■ TASK INSTRUCTIONS ■
Restate each line word for word. Leave out every picture.

■ RECORDS FOR THE TASK ■
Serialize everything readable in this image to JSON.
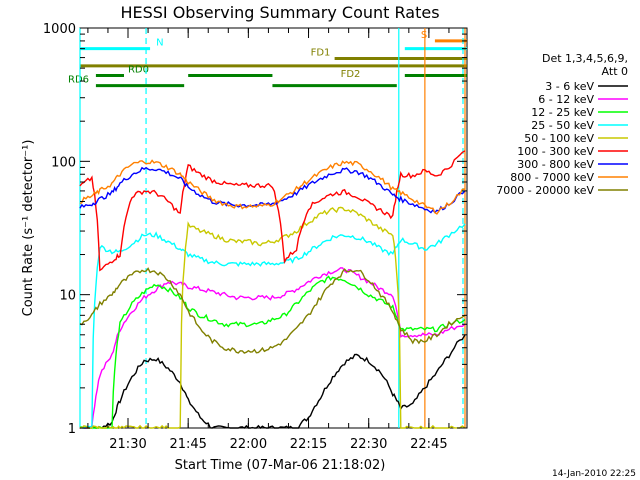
{
  "chart_data": {
    "type": "line",
    "title": "HESSI Observing Summary Count Rates",
    "ylabel": "Count Rate (s⁻¹ detector⁻¹)",
    "xlabel": "Start Time (07-Mar-06 21:18:02)",
    "y_scale": "log",
    "ylim": [
      1,
      1000
    ],
    "xlim_minutes": [
      21.3,
      21.5
    ],
    "x_range": [
      "21:18:02",
      "22:54:30"
    ],
    "x_ticks": [
      "21:30",
      "21:45",
      "22:00",
      "22:15",
      "22:30",
      "22:45"
    ],
    "y_ticks": [
      "1",
      "10",
      "100",
      "1000"
    ],
    "grid": false,
    "legend_title": [
      "Det 1,3,4,5,6,9,",
      "Att 0"
    ],
    "legend_position": "right",
    "footer": "14-Jan-2010 22:25",
    "flag_bars": [
      {
        "label": "N",
        "color": "#00ffff",
        "y": 700,
        "segments": [
          [
            "21:18:02",
            "21:35:30"
          ],
          [
            "22:39:00",
            "22:54:30"
          ]
        ]
      },
      {
        "label": "S",
        "color": "#ff8000",
        "y": 800,
        "segments": [
          [
            "22:46:30",
            "22:54:30"
          ]
        ]
      },
      {
        "label": "FD1",
        "color": "#808000",
        "y": 590,
        "segments": [
          [
            "22:21:30",
            "22:54:30"
          ]
        ]
      },
      {
        "label": "FD2",
        "color": "#808000",
        "y": 520,
        "segments": [
          [
            "21:18:02",
            "22:54:30"
          ]
        ]
      },
      {
        "label": "RD0",
        "color": "#008000",
        "y": 440,
        "segments": [
          [
            "21:22:00",
            "21:29:00"
          ],
          [
            "21:45:00",
            "22:06:00"
          ],
          [
            "22:39:00",
            "22:54:30"
          ]
        ]
      },
      {
        "label": "RD6",
        "color": "#008000",
        "y": 370,
        "segments": [
          [
            "21:22:00",
            "21:44:00"
          ],
          [
            "22:06:00",
            "22:37:00"
          ]
        ]
      }
    ],
    "vlines": [
      {
        "time": "21:18:02",
        "color": "#00ffff",
        "style": "solid"
      },
      {
        "time": "21:34:30",
        "color": "#00ffff",
        "style": "dashed"
      },
      {
        "time": "22:37:30",
        "color": "#00ffff",
        "style": "solid"
      },
      {
        "time": "22:44:00",
        "color": "#ff8000",
        "style": "solid"
      },
      {
        "time": "22:53:30",
        "color": "#00ffff",
        "style": "dashed"
      },
      {
        "time": "22:54:00",
        "color": "#ff8000",
        "style": "solid"
      }
    ],
    "x": [
      "21:18",
      "21:21",
      "21:23",
      "21:26",
      "21:28",
      "21:31",
      "21:34",
      "21:37",
      "21:40",
      "21:43",
      "21:45",
      "21:48",
      "21:51",
      "21:54",
      "21:57",
      "22:00",
      "22:03",
      "22:06",
      "22:09",
      "22:12",
      "22:15",
      "22:18",
      "22:21",
      "22:24",
      "22:27",
      "22:30",
      "22:33",
      "22:36",
      "22:38",
      "22:41",
      "22:44",
      "22:47",
      "22:50",
      "22:54"
    ],
    "series": [
      {
        "name": "3 - 6 keV",
        "color": "#000000",
        "values": [
          1,
          1,
          1,
          1.1,
          1.6,
          2.4,
          3.2,
          3.3,
          2.8,
          2.2,
          1.6,
          1.2,
          1,
          1,
          1,
          1,
          1,
          1,
          1,
          1,
          1.2,
          1.7,
          2.4,
          3.1,
          3.5,
          3.2,
          2.6,
          1.8,
          1.4,
          1.5,
          2,
          2.6,
          3.5,
          5
        ]
      },
      {
        "name": "6 - 12 keV",
        "color": "#ff00ff",
        "values": [
          1,
          1,
          2.5,
          3.5,
          5.5,
          7.5,
          9.5,
          11,
          12.5,
          12,
          11.5,
          11,
          10.5,
          10,
          9.5,
          9.5,
          9.5,
          9.5,
          10,
          11,
          12.5,
          14,
          15,
          15.5,
          14,
          12.5,
          11,
          10,
          5,
          5,
          5,
          5,
          5.5,
          6
        ]
      },
      {
        "name": "12 - 25 keV",
        "color": "#00ff00",
        "values": [
          1,
          1,
          1,
          1,
          6,
          8.5,
          10.5,
          12,
          11,
          9.5,
          8,
          7,
          6.5,
          6,
          6,
          6,
          6,
          6.5,
          7,
          8.5,
          10.5,
          12.5,
          13.5,
          13,
          11.5,
          10,
          9,
          8,
          5.5,
          5.5,
          5.5,
          5.5,
          6,
          6.5
        ]
      },
      {
        "name": "25 - 50 keV",
        "color": "#00ffff",
        "values": [
          1,
          1,
          23,
          21,
          21,
          24,
          28,
          28,
          25,
          22,
          20,
          18.5,
          17.5,
          17,
          17,
          17,
          17,
          17,
          17.5,
          18.5,
          21,
          24,
          27,
          28,
          27,
          25,
          22,
          20,
          26,
          24,
          22,
          24,
          28,
          34
        ]
      },
      {
        "name": "50 - 100 keV",
        "color": "#c8c800",
        "values": [
          1,
          1,
          1,
          1,
          1,
          1,
          1,
          1,
          1,
          1,
          33,
          30,
          28,
          26,
          25,
          25,
          24,
          25,
          27,
          30,
          35,
          40,
          43,
          44,
          41,
          36,
          31,
          28,
          1,
          1,
          1,
          1,
          1,
          1
        ]
      },
      {
        "name": "100 - 300 keV",
        "color": "#ff0000",
        "values": [
          65,
          75,
          15,
          18,
          20,
          55,
          60,
          58,
          50,
          40,
          92,
          80,
          72,
          68,
          66,
          66,
          66,
          66,
          18,
          22,
          45,
          52,
          57,
          59,
          55,
          48,
          43,
          38,
          80,
          78,
          85,
          78,
          90,
          120
        ]
      },
      {
        "name": "300 - 800 keV",
        "color": "#0000ff",
        "values": [
          45,
          48,
          52,
          58,
          68,
          80,
          88,
          88,
          82,
          74,
          64,
          56,
          50,
          48,
          47,
          47,
          47,
          48,
          52,
          58,
          66,
          74,
          82,
          86,
          84,
          76,
          66,
          56,
          52,
          48,
          44,
          42,
          48,
          60
        ]
      },
      {
        "name": "800 - 7000 keV",
        "color": "#ff8000",
        "values": [
          50,
          55,
          60,
          68,
          80,
          95,
          100,
          98,
          90,
          80,
          70,
          60,
          52,
          48,
          46,
          46,
          46,
          48,
          54,
          62,
          72,
          82,
          92,
          98,
          96,
          86,
          74,
          62,
          58,
          52,
          46,
          42,
          48,
          62
        ]
      },
      {
        "name": "7000 - 20000 keV",
        "color": "#808000",
        "values": [
          6,
          7,
          8.5,
          10,
          12,
          14,
          15.5,
          15,
          13,
          10,
          7.5,
          5.5,
          4.5,
          4,
          3.8,
          3.8,
          3.8,
          4,
          4.5,
          5.5,
          7,
          9.5,
          12.5,
          15,
          15.5,
          13,
          10,
          7.5,
          5.5,
          4.5,
          4.5,
          5,
          6,
          7
        ]
      }
    ]
  }
}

■ OUTPUT FOR THIS EXERCISE ■
Serialize everything readable in this image to JSON.
{
  "chart_data": {
    "type": "line",
    "title": "HESSI Observing Summary Count Rates",
    "ylabel": "Count Rate (s⁻¹ detector⁻¹)",
    "xlabel": "Start Time (07-Mar-06 21:18:02)",
    "y_scale": "log",
    "ylim": [
      1,
      1000
    ],
    "xlim_minutes": [
      21.3,
      21.5
    ],
    "x_range": [
      "21:18:02",
      "22:54:30"
    ],
    "x_ticks": [
      "21:30",
      "21:45",
      "22:00",
      "22:15",
      "22:30",
      "22:45"
    ],
    "y_ticks": [
      "1",
      "10",
      "100",
      "1000"
    ],
    "grid": false,
    "legend_title": [
      "Det 1,3,4,5,6,9,",
      "Att 0"
    ],
    "legend_position": "right",
    "footer": "14-Jan-2010 22:25",
    "flag_bars": [
      {
        "label": "N",
        "color": "#00ffff",
        "y": 700,
        "segments": [
          [
            "21:18:02",
            "21:35:30"
          ],
          [
            "22:39:00",
            "22:54:30"
          ]
        ]
      },
      {
        "label": "S",
        "color": "#ff8000",
        "y": 800,
        "segments": [
          [
            "22:46:30",
            "22:54:30"
          ]
        ]
      },
      {
        "label": "FD1",
        "color": "#808000",
        "y": 590,
        "segments": [
          [
            "22:21:30",
            "22:54:30"
          ]
        ]
      },
      {
        "label": "FD2",
        "color": "#808000",
        "y": 520,
        "segments": [
          [
            "21:18:02",
            "22:54:30"
          ]
        ]
      },
      {
        "label": "RD0",
        "color": "#008000",
        "y": 440,
        "segments": [
          [
            "21:22:00",
            "21:29:00"
          ],
          [
            "21:45:00",
            "22:06:00"
          ],
          [
            "22:39:00",
            "22:54:30"
          ]
        ]
      },
      {
        "label": "RD6",
        "color": "#008000",
        "y": 370,
        "segments": [
          [
            "21:22:00",
            "21:44:00"
          ],
          [
            "22:06:00",
            "22:37:00"
          ]
        ]
      }
    ],
    "vlines": [
      {
        "time": "21:18:02",
        "color": "#00ffff",
        "style": "solid"
      },
      {
        "time": "21:34:30",
        "color": "#00ffff",
        "style": "dashed"
      },
      {
        "time": "22:37:30",
        "color": "#00ffff",
        "style": "solid"
      },
      {
        "time": "22:44:00",
        "color": "#ff8000",
        "style": "solid"
      },
      {
        "time": "22:53:30",
        "color": "#00ffff",
        "style": "dashed"
      },
      {
        "time": "22:54:00",
        "color": "#ff8000",
        "style": "solid"
      }
    ],
    "x": [
      "21:18",
      "21:21",
      "21:23",
      "21:26",
      "21:28",
      "21:31",
      "21:34",
      "21:37",
      "21:40",
      "21:43",
      "21:45",
      "21:48",
      "21:51",
      "21:54",
      "21:57",
      "22:00",
      "22:03",
      "22:06",
      "22:09",
      "22:12",
      "22:15",
      "22:18",
      "22:21",
      "22:24",
      "22:27",
      "22:30",
      "22:33",
      "22:36",
      "22:38",
      "22:41",
      "22:44",
      "22:47",
      "22:50",
      "22:54"
    ],
    "series": [
      {
        "name": "3 - 6 keV",
        "color": "#000000",
        "values": [
          1,
          1,
          1,
          1.1,
          1.6,
          2.4,
          3.2,
          3.3,
          2.8,
          2.2,
          1.6,
          1.2,
          1,
          1,
          1,
          1,
          1,
          1,
          1,
          1,
          1.2,
          1.7,
          2.4,
          3.1,
          3.5,
          3.2,
          2.6,
          1.8,
          1.4,
          1.5,
          2,
          2.6,
          3.5,
          5
        ]
      },
      {
        "name": "6 - 12 keV",
        "color": "#ff00ff",
        "values": [
          1,
          1,
          2.5,
          3.5,
          5.5,
          7.5,
          9.5,
          11,
          12.5,
          12,
          11.5,
          11,
          10.5,
          10,
          9.5,
          9.5,
          9.5,
          9.5,
          10,
          11,
          12.5,
          14,
          15,
          15.5,
          14,
          12.5,
          11,
          10,
          5,
          5,
          5,
          5,
          5.5,
          6
        ]
      },
      {
        "name": "12 - 25 keV",
        "color": "#00ff00",
        "values": [
          1,
          1,
          1,
          1,
          6,
          8.5,
          10.5,
          12,
          11,
          9.5,
          8,
          7,
          6.5,
          6,
          6,
          6,
          6,
          6.5,
          7,
          8.5,
          10.5,
          12.5,
          13.5,
          13,
          11.5,
          10,
          9,
          8,
          5.5,
          5.5,
          5.5,
          5.5,
          6,
          6.5
        ]
      },
      {
        "name": "25 - 50 keV",
        "color": "#00ffff",
        "values": [
          1,
          1,
          23,
          21,
          21,
          24,
          28,
          28,
          25,
          22,
          20,
          18.5,
          17.5,
          17,
          17,
          17,
          17,
          17,
          17.5,
          18.5,
          21,
          24,
          27,
          28,
          27,
          25,
          22,
          20,
          26,
          24,
          22,
          24,
          28,
          34
        ]
      },
      {
        "name": "50 - 100 keV",
        "color": "#c8c800",
        "values": [
          1,
          1,
          1,
          1,
          1,
          1,
          1,
          1,
          1,
          1,
          33,
          30,
          28,
          26,
          25,
          25,
          24,
          25,
          27,
          30,
          35,
          40,
          43,
          44,
          41,
          36,
          31,
          28,
          1,
          1,
          1,
          1,
          1,
          1
        ]
      },
      {
        "name": "100 - 300 keV",
        "color": "#ff0000",
        "values": [
          65,
          75,
          15,
          18,
          20,
          55,
          60,
          58,
          50,
          40,
          92,
          80,
          72,
          68,
          66,
          66,
          66,
          66,
          18,
          22,
          45,
          52,
          57,
          59,
          55,
          48,
          43,
          38,
          80,
          78,
          85,
          78,
          90,
          120
        ]
      },
      {
        "name": "300 - 800 keV",
        "color": "#0000ff",
        "values": [
          45,
          48,
          52,
          58,
          68,
          80,
          88,
          88,
          82,
          74,
          64,
          56,
          50,
          48,
          47,
          47,
          47,
          48,
          52,
          58,
          66,
          74,
          82,
          86,
          84,
          76,
          66,
          56,
          52,
          48,
          44,
          42,
          48,
          60
        ]
      },
      {
        "name": "800 - 7000 keV",
        "color": "#ff8000",
        "values": [
          50,
          55,
          60,
          68,
          80,
          95,
          100,
          98,
          90,
          80,
          70,
          60,
          52,
          48,
          46,
          46,
          46,
          48,
          54,
          62,
          72,
          82,
          92,
          98,
          96,
          86,
          74,
          62,
          58,
          52,
          46,
          42,
          48,
          62
        ]
      },
      {
        "name": "7000 - 20000 keV",
        "color": "#808000",
        "values": [
          6,
          7,
          8.5,
          10,
          12,
          14,
          15.5,
          15,
          13,
          10,
          7.5,
          5.5,
          4.5,
          4,
          3.8,
          3.8,
          3.8,
          4,
          4.5,
          5.5,
          7,
          9.5,
          12.5,
          15,
          15.5,
          13,
          10,
          7.5,
          5.5,
          4.5,
          4.5,
          5,
          6,
          7
        ]
      }
    ]
  }
}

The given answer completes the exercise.